- What the exercise asks: Each line below should be quoted exactly, please.
====== Information supplied ======
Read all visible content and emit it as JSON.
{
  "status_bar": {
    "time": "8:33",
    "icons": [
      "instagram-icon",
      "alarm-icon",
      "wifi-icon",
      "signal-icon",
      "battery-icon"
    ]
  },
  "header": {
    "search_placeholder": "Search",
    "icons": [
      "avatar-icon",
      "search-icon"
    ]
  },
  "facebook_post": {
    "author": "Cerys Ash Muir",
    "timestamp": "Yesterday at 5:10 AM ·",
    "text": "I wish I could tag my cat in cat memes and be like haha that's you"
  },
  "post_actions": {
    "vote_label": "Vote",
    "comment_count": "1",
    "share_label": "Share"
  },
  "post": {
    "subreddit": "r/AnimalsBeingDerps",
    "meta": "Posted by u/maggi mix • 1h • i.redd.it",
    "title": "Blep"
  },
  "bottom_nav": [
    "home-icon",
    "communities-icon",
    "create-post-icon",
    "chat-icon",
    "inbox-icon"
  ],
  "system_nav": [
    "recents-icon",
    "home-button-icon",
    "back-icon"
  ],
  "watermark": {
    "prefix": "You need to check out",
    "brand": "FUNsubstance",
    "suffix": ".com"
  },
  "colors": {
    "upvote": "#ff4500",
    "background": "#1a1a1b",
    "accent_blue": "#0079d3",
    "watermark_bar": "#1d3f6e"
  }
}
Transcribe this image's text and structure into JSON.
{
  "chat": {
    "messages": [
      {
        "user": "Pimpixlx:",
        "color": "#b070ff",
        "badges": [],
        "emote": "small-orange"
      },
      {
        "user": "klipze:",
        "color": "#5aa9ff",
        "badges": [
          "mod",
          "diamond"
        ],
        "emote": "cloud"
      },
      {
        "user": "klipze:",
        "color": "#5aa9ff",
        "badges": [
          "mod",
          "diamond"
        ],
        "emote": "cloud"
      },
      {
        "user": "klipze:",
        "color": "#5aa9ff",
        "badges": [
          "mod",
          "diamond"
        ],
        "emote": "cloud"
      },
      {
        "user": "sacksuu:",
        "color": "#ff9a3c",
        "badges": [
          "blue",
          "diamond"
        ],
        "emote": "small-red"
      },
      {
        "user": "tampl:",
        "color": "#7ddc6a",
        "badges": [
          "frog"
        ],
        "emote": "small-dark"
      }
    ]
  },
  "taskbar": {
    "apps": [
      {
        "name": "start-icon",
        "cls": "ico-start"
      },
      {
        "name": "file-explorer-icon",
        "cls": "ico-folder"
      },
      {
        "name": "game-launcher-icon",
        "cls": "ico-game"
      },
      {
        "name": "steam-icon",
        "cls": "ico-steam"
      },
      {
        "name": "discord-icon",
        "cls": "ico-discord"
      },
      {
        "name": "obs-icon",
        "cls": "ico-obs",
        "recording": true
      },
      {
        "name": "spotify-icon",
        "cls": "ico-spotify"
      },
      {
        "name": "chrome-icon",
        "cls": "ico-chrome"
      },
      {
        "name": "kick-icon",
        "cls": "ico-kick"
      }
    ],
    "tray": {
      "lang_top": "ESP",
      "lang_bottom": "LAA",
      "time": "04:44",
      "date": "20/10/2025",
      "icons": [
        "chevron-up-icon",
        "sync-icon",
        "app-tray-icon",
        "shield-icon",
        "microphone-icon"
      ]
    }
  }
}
======
- Exercise solution:
Read all visible content and emit it as JSON.
{
  "status_bar": {
    "time": "8:33",
    "icons": [
      "instagram-icon",
      "alarm-icon",
      "wifi-icon",
      "signal-icon",
      "battery-icon"
    ]
  },
  "header": {
    "search_placeholder": "Search",
    "icons": [
      "avatar-icon",
      "search-icon"
    ]
  },
  "facebook_post": {
    "author": "Cerys Ash Muir",
    "timestamp": "Yesterday at 5:10 AM ·",
    "text": "I wish I could tag my cat in cat memes and be like haha that's you"
  },
  "post_actions": {
    "vote_label": "Vote",
    "comment_count": "1",
    "share_label": "Share"
  },
  "post": {
    "subreddit": "r/AnimalsBeingDerps",
    "meta": "Posted by u/maggi mix • 1h • i.redd.it",
    "title": "Blep"
  },
  "bottom_nav": [
    "home-icon",
    "communities-icon",
    "create-post-icon",
    "chat-icon",
    "inbox-icon"
  ],
  "system_nav": [
    "recents-icon",
    "home-button-icon",
    "back-icon"
  ],
  "watermark": {
    "prefix": "You need to check out",
    "brand": "FUNsubstance",
    "suffix": ".com"
  },
  "colors": {
    "upvote": "#ff4500",
    "background": "#1a1a1b",
    "accent_blue": "#0079d3",
    "watermark_bar": "#1d3f6e"
  }
}
Transcribe this image's text and structure into JSON.
{
  "chat": {
    "messages": [
      {
        "user": "Pimpixlx:",
        "color": "#b070ff",
        "badges": [],
        "emote": "small-orange"
      },
      {
        "user": "klipze:",
        "color": "#5aa9ff",
        "badges": [
          "mod",
          "diamond"
        ],
        "emote": "cloud"
      },
      {
        "user": "klipze:",
        "color": "#5aa9ff",
        "badges": [
          "mod",
          "diamond"
        ],
        "emote": "cloud"
      },
      {
        "user": "klipze:",
        "color": "#5aa9ff",
        "badges": [
          "mod",
          "diamond"
        ],
        "emote": "cloud"
      },
      {
        "user": "sacksuu:",
        "color": "#ff9a3c",
        "badges": [
          "blue",
          "diamond"
        ],
        "emote": "small-red"
      },
      {
        "user": "tampl:",
        "color": "#7ddc6a",
        "badges": [
          "frog"
        ],
        "emote": "small-dark"
      }
    ]
  },
  "taskbar": {
    "apps": [
      {
        "name": "start-icon",
        "cls": "ico-start"
      },
      {
        "name": "file-explorer-icon",
        "cls": "ico-folder"
      },
      {
        "name": "game-launcher-icon",
        "cls": "ico-game"
      },
      {
        "name": "steam-icon",
        "cls": "ico-steam"
      },
      {
        "name": "discord-icon",
        "cls": "ico-discord"
      },
      {
        "name": "obs-icon",
        "cls": "ico-obs",
        "recording": true
      },
      {
        "name": "spotify-icon",
        "cls": "ico-spotify"
      },
      {
        "name": "chrome-icon",
        "cls": "ico-chrome"
      },
      {
        "name": "kick-icon",
        "cls": "ico-kick"
      }
    ],
    "tray": {
      "lang_top": "ESP",
      "lang_bottom": "LAA",
      "time": "04:44",
      "date": "20/10/2025",
      "icons": [
        "chevron-up-icon",
        "sync-icon",
        "app-tray-icon",
        "shield-icon",
        "microphone-icon"
      ]
    }
  }
}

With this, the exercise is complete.